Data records
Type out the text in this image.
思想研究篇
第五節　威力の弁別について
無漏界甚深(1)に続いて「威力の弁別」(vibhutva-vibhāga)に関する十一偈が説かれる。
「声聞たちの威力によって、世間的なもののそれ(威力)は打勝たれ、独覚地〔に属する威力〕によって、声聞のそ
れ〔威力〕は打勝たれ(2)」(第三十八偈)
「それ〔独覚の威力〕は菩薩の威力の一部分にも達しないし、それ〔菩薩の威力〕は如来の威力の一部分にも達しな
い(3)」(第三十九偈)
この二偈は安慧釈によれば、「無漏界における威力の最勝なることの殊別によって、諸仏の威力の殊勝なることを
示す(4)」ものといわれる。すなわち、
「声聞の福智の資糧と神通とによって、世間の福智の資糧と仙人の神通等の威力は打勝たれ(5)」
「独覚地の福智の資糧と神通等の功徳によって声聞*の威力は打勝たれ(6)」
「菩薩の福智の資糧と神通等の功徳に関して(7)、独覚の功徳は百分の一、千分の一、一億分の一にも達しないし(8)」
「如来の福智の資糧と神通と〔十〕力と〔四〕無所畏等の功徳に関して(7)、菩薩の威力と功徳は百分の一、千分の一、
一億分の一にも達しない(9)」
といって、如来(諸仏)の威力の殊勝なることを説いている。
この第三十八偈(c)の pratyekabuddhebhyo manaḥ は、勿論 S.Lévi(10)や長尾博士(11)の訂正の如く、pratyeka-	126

AIM
Select and copy every line from the records that includes the word "千分の一".

OUTPUT FOR THIS EXERCISE
「菩薩の福智の資糧と神通等の功徳に関して(7)、独覚の功徳は百分の一、千分の一、一億分の一にも達しないし(8)」
「如来の福智の資糧と神通と〔十〕力と〔四〕無所畏等の功徳に関して(7)、菩薩の威力と功徳は百分の一、千分の一、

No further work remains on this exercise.